— BEGIN Material supplied —
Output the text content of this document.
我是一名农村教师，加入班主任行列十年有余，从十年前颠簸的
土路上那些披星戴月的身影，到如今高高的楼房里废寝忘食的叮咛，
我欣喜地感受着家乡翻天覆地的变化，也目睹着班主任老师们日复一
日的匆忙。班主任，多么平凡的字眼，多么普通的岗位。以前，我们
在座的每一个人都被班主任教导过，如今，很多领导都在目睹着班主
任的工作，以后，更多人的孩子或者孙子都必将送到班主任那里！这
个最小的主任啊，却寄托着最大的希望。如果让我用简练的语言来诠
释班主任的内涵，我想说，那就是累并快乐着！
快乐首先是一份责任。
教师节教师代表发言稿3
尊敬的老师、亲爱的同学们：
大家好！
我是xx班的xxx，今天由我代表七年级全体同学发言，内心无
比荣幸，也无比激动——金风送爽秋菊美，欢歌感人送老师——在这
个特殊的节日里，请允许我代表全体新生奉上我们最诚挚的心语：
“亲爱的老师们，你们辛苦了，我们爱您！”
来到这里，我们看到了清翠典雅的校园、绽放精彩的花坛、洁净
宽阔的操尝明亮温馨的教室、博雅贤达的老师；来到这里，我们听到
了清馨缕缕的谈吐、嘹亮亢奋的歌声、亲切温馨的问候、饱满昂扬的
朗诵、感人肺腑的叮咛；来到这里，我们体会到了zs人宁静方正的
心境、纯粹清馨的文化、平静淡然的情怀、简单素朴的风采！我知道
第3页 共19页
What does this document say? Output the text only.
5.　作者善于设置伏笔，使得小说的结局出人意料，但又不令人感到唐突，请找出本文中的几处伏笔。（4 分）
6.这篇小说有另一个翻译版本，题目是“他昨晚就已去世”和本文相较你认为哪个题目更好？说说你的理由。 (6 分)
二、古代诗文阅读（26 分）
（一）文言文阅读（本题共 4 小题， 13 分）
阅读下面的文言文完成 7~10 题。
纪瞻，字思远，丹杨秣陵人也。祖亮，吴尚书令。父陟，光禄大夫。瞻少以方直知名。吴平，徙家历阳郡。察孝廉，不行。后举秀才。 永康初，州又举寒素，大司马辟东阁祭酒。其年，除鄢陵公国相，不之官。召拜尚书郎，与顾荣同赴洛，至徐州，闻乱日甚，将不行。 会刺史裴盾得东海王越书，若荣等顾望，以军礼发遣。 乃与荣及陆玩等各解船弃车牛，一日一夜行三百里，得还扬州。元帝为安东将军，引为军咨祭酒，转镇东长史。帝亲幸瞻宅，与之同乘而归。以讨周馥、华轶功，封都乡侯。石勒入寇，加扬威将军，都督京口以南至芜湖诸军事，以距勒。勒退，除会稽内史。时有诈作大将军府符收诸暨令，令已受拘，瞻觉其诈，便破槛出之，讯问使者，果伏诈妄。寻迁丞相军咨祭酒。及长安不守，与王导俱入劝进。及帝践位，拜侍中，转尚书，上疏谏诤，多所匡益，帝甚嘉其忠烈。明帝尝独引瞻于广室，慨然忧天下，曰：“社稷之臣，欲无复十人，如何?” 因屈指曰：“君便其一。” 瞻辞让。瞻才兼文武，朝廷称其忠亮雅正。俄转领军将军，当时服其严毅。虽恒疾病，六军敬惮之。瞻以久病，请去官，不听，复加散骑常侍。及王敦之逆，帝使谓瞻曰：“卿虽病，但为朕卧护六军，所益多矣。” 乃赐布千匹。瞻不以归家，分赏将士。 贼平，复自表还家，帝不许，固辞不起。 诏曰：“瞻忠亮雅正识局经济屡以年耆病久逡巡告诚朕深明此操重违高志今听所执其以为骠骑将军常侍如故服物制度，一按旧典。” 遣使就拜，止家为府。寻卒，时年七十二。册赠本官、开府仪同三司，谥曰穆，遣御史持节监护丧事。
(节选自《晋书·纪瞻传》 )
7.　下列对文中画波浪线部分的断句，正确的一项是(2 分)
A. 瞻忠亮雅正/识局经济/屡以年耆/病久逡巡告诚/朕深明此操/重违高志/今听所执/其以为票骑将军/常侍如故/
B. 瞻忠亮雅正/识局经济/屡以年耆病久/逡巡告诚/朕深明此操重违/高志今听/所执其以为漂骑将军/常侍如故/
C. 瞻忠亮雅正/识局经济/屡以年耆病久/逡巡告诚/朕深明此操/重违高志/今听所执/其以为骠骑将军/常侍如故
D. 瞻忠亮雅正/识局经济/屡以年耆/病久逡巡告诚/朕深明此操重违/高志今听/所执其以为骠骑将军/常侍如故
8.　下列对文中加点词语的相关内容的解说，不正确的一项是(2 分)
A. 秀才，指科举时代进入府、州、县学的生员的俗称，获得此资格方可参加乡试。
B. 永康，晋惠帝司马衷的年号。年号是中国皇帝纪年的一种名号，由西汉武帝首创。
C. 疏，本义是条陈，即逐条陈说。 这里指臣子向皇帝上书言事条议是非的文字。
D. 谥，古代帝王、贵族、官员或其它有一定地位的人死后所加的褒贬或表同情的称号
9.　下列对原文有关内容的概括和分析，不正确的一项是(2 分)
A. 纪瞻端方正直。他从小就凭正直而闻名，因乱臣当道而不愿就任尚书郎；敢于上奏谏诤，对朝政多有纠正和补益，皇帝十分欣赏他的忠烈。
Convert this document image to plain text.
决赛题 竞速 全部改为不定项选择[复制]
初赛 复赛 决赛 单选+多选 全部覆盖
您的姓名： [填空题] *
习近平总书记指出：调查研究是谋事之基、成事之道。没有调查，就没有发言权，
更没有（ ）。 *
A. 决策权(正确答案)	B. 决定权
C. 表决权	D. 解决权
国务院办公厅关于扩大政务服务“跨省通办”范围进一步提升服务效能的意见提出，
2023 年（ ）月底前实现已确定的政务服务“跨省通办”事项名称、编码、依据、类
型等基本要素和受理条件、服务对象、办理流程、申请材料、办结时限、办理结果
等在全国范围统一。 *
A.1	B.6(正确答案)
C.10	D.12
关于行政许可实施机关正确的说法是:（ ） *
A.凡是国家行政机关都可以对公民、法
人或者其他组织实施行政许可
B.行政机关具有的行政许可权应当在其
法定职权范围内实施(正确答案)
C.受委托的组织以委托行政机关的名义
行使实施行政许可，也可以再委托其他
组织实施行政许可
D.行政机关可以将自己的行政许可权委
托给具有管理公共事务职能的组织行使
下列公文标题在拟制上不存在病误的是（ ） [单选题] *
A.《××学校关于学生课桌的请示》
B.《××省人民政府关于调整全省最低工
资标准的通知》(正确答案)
— END Material supplied —
- **Task instructions**: Find the word "正确答案" in the data and show each line that holds it.

- **Output of the exercise**:
A. 决策权(正确答案)	B. 决定权
A.1	B.6(正确答案)
法定职权范围内实施(正确答案)
资标准的通知》(正确答案)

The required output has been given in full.